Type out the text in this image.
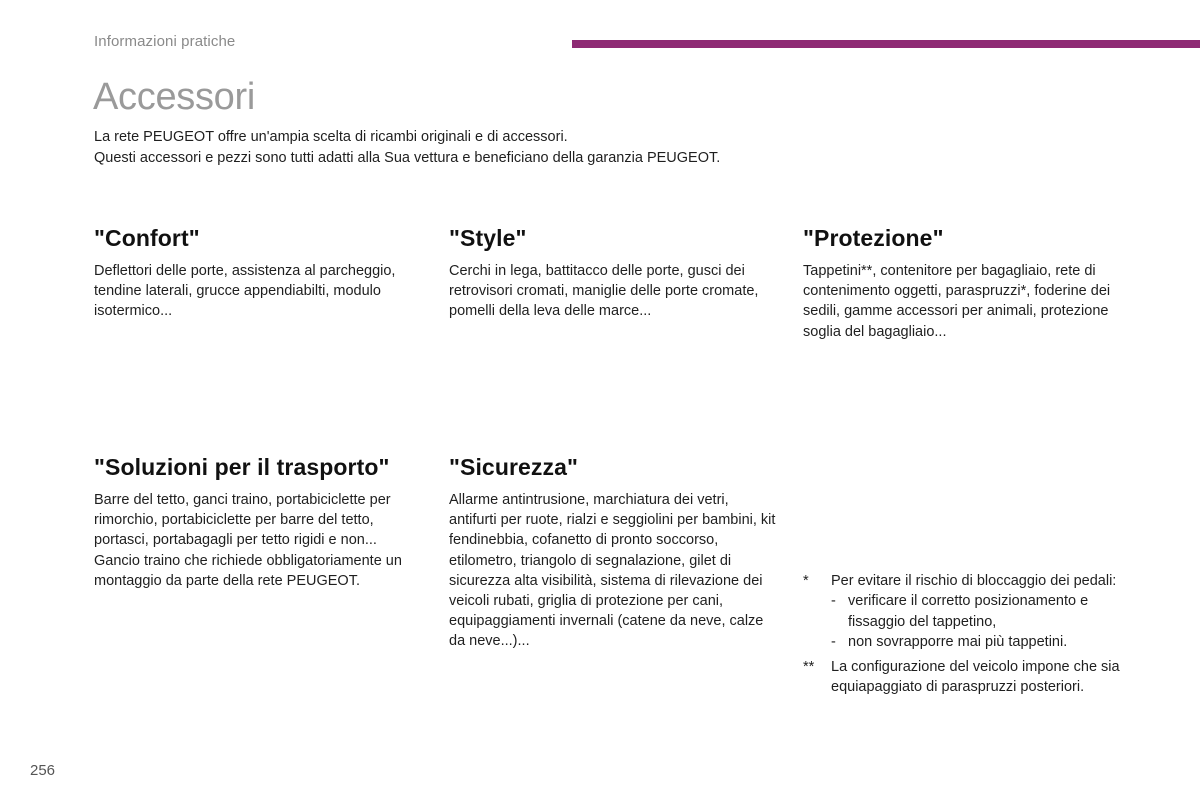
Informazioni pratiche
Accessori

La rete PEUGEOT offre un'ampia scelta di ricambi originali e di accessori.

Questi accessori e pezzi sono tutti adatti alla Sua vettura e beneficiano della garanzia PEUGEOT.

"Confort"

Deflettori delle porte, assistenza al parcheggio, tendine laterali, grucce appendiabilti, modulo isotermico...

"Style"

Cerchi in lega, battitacco delle porte, gusci dei retrovisori cromati, maniglie delle porte cromate, pomelli della leva delle marce...

"Protezione"

Tappetini**, contenitore per bagagliaio, rete di contenimento oggetti, paraspruzzi*, foderine dei sedili, gamme accessori per animali, protezione soglia del bagagliaio...

"Soluzioni per il trasporto"

Barre del tetto, ganci traino, portabiciclette per rimorchio, portabiciclette per barre del tetto, portasci, portabagagli per tetto rigidi e non... Gancio traino che richiede obbligatoriamente un montaggio da parte della rete PEUGEOT.

"Sicurezza"

Allarme antintrusione, marchiatura dei vetri, antifurti per ruote, rialzi e seggiolini per bambini, kit fendinebbia, cofanetto di pronto soccorso, etilometro, triangolo di segnalazione, gilet di sicurezza alta visibilità, sistema di rilevazione dei veicoli rubati, griglia di protezione per cani, equipaggiamenti invernali (catene da neve, calze da neve...)...

* Per evitare il rischio di bloccaggio dei pedali:
- verificare il corretto posizionamento e fissaggio del tappetino,
- non sovrapporre mai più tappetini.
** La configurazione del veicolo impone che sia equiapaggiato di paraspruzzi posteriori.
256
········
Examine the records and report how many lines contain the string "delle". Only the number should be given.

2